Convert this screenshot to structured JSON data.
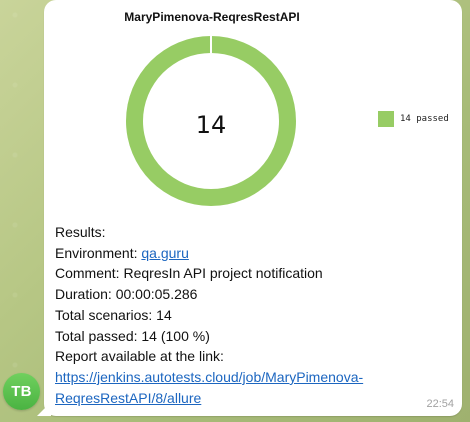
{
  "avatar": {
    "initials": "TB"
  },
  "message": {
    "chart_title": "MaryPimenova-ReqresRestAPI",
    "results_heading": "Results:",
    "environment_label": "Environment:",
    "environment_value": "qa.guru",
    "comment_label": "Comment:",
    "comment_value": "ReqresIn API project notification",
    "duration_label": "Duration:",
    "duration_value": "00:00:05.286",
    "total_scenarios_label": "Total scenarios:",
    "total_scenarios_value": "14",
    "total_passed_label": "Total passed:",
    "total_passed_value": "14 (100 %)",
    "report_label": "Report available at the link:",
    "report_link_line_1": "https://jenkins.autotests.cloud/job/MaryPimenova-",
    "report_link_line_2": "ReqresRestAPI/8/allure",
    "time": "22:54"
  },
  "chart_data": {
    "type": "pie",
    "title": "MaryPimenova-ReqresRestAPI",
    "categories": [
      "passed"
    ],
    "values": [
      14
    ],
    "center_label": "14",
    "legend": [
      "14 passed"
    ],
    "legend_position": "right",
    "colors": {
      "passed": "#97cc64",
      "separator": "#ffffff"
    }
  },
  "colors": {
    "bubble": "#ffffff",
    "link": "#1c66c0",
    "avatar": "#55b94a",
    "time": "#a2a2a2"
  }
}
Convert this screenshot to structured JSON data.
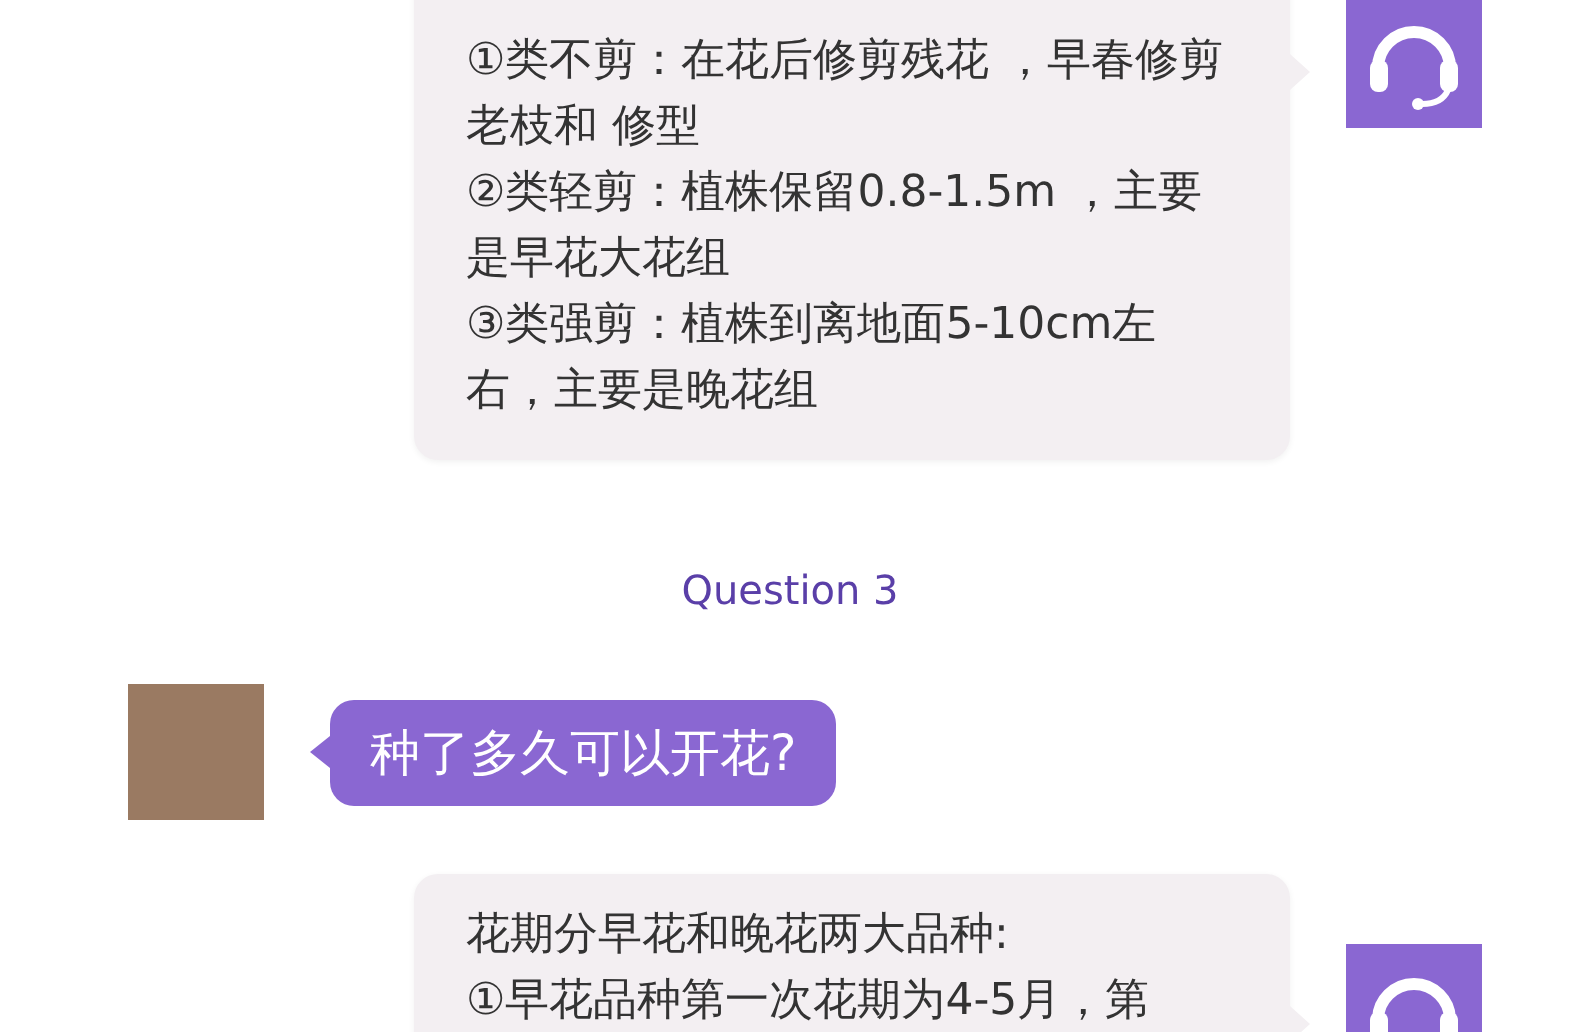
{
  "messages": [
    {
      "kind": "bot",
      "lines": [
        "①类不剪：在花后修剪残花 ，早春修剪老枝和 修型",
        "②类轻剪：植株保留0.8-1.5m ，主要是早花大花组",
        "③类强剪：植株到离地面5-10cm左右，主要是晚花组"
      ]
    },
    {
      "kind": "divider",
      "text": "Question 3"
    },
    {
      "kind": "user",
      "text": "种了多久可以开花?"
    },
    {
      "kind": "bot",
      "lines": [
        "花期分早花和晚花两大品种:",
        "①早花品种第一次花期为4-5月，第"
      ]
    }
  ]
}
━━━━━━━━━━
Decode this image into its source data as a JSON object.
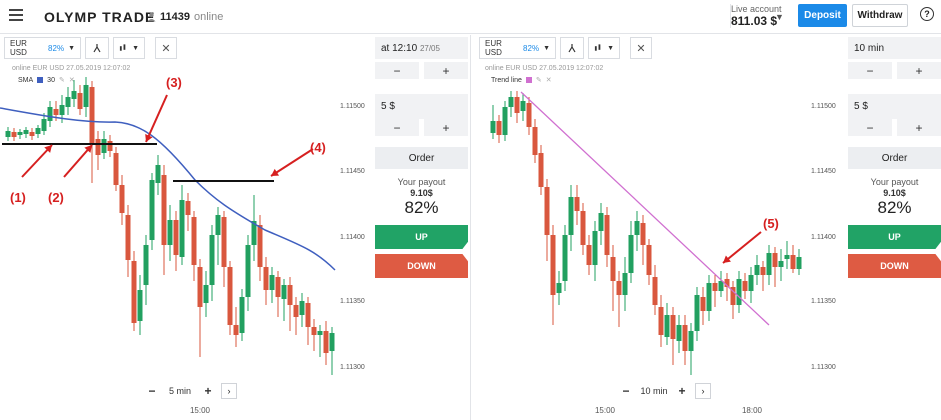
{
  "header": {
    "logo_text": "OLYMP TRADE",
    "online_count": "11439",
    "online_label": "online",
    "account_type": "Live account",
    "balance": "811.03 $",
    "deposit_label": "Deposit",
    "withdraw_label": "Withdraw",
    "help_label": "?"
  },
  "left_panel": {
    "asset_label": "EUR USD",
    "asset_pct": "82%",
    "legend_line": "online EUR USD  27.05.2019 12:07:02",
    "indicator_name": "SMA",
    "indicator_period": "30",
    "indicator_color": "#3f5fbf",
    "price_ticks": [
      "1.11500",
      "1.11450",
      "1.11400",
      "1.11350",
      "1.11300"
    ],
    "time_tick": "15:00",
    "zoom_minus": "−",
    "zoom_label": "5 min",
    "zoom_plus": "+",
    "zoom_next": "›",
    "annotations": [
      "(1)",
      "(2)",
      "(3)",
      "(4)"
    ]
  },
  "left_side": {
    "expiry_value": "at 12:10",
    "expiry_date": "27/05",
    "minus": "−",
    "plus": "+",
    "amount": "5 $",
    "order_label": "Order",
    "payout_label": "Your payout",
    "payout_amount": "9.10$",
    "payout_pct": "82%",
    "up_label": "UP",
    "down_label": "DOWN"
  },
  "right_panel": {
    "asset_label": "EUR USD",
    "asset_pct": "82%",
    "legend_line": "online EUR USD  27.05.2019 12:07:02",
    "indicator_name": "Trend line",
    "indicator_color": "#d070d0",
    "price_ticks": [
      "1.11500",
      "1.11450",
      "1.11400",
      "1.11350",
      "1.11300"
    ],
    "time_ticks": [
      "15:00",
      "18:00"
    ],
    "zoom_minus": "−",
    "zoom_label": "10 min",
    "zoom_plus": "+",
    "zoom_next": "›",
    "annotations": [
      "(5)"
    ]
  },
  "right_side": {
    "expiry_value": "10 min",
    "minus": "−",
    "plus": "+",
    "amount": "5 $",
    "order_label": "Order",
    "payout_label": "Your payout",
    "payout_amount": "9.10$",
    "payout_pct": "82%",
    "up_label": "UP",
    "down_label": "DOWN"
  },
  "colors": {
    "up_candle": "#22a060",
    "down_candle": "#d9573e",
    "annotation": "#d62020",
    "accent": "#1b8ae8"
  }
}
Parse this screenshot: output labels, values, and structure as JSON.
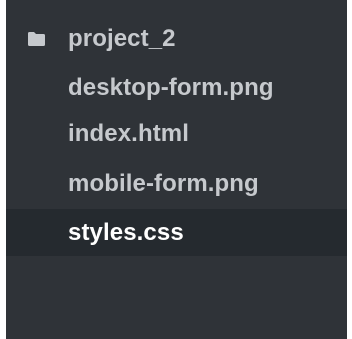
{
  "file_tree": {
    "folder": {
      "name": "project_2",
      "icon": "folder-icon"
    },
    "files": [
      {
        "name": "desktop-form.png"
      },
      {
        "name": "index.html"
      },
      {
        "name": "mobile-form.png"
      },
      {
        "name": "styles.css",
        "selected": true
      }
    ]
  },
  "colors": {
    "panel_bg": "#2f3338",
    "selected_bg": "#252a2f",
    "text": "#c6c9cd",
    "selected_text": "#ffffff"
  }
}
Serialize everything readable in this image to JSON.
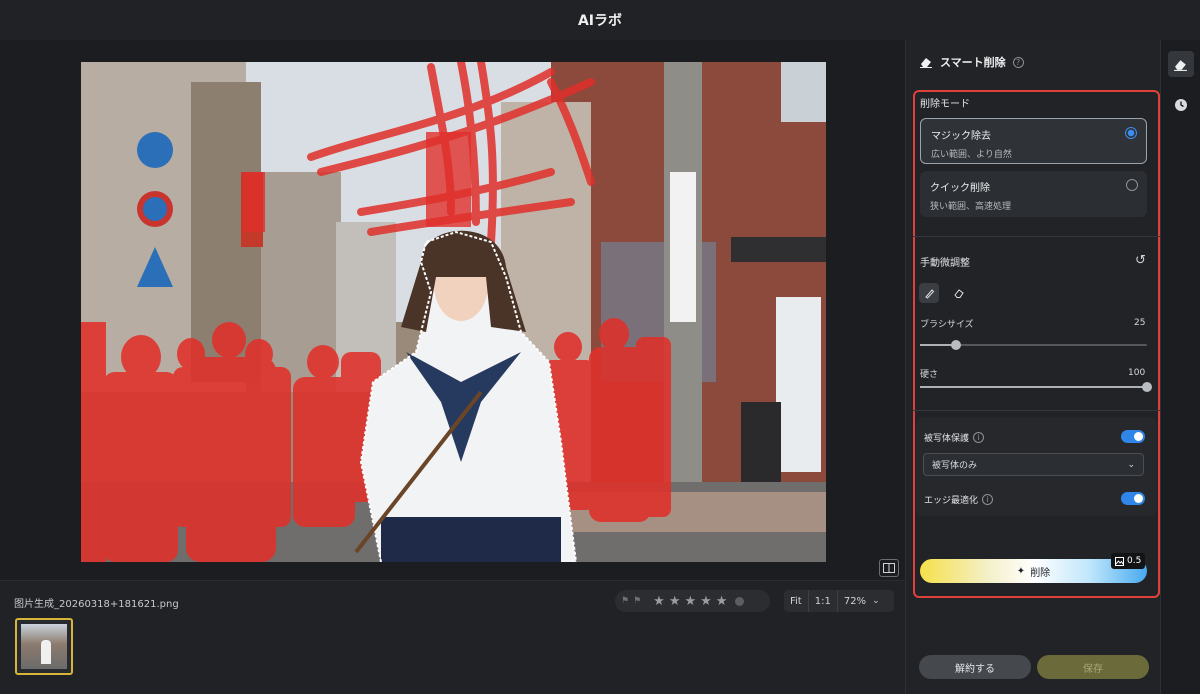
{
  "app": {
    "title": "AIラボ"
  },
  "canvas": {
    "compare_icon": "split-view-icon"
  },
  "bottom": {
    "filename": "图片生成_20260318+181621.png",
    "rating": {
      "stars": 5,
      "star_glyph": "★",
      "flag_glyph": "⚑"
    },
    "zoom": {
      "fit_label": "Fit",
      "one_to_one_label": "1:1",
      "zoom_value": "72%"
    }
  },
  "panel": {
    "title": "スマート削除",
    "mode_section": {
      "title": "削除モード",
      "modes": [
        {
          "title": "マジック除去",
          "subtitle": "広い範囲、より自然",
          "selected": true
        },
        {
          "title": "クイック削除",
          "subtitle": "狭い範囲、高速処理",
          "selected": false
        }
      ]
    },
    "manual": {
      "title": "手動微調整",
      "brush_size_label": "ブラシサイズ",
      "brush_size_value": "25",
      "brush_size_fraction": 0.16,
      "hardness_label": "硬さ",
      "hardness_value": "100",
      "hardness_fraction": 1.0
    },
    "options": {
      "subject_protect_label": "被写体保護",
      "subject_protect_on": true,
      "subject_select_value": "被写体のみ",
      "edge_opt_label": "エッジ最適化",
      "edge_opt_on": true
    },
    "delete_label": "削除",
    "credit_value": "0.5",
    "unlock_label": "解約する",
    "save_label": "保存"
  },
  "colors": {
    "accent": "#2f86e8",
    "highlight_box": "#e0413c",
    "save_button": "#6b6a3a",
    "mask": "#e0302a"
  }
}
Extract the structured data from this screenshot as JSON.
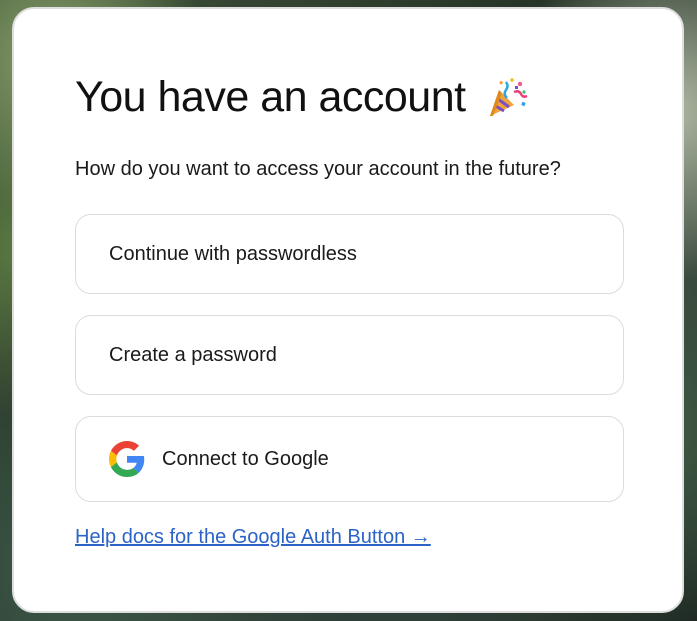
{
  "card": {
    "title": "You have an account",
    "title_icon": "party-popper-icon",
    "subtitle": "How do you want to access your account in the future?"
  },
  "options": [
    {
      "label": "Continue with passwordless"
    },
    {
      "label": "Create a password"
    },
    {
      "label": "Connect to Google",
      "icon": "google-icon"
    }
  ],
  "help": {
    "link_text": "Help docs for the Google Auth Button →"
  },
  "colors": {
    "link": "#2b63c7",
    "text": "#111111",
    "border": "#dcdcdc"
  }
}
━━━━━━━━━━
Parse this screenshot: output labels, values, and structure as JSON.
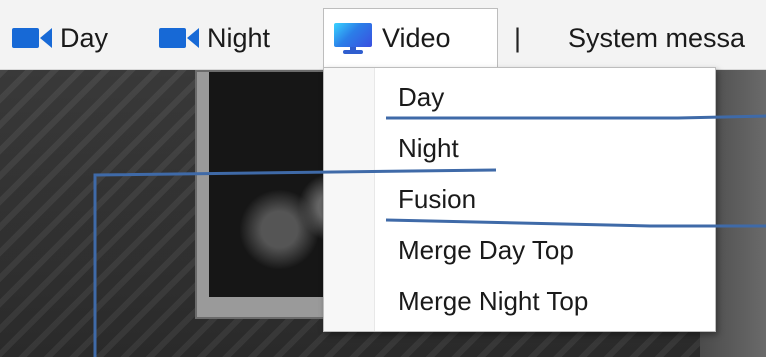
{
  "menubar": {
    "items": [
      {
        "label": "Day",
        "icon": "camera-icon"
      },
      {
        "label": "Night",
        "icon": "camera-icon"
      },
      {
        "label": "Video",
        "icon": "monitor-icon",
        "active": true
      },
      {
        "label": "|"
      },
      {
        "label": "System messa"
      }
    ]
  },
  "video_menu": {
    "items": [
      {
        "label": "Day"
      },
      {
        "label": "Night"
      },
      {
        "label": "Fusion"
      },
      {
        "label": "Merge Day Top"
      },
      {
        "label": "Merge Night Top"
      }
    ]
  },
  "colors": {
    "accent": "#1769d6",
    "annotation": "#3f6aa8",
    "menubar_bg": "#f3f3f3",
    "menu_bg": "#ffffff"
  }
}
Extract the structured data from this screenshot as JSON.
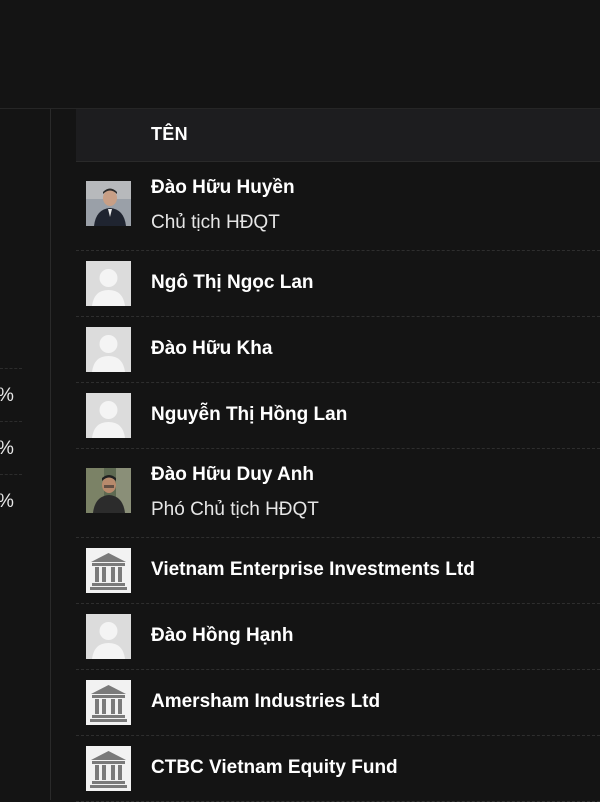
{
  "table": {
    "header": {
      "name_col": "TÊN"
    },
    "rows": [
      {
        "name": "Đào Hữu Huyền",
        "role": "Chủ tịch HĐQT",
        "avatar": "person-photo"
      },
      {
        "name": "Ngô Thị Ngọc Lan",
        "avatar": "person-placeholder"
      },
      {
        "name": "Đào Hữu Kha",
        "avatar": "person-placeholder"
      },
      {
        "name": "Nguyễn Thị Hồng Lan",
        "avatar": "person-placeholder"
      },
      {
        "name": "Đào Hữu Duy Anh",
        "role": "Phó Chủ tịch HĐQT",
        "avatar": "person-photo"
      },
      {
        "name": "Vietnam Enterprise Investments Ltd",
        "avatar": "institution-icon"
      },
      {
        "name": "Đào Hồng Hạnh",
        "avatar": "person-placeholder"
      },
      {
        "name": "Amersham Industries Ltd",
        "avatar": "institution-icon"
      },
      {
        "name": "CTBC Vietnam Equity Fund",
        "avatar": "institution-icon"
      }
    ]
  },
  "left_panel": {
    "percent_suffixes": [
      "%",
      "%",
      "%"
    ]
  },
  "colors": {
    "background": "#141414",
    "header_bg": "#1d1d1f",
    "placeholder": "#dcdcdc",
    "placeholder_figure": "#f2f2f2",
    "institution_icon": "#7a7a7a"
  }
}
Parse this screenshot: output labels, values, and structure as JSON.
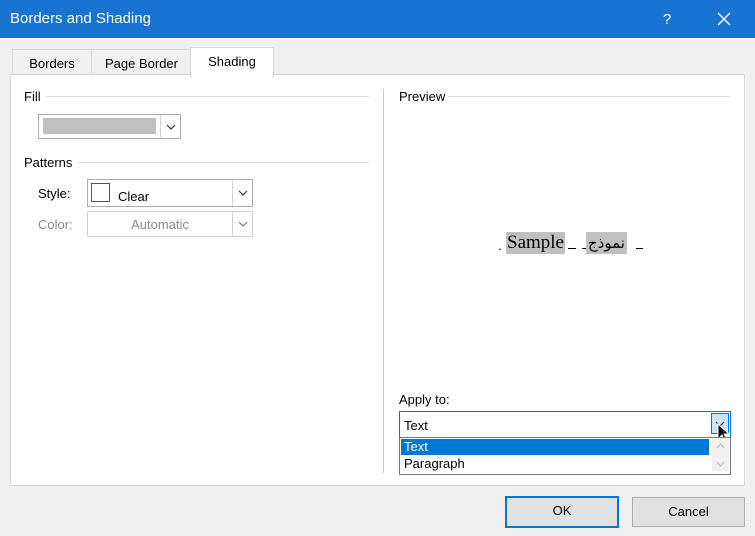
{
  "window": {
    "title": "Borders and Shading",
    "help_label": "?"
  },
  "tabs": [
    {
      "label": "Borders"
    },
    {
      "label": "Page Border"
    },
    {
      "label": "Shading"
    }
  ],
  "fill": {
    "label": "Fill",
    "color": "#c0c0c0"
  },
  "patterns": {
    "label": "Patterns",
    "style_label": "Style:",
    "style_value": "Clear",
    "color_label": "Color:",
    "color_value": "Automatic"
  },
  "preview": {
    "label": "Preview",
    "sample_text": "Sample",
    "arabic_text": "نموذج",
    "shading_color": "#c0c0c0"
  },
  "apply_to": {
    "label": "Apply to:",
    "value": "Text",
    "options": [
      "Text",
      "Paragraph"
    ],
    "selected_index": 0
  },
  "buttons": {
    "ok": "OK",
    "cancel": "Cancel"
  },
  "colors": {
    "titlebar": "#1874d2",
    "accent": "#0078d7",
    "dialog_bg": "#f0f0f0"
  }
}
━━━━━━━━━━
**REQUEST:** The answer is one number: how many lines of the material above contain "form".

**REPLY TO THE TASK:** 2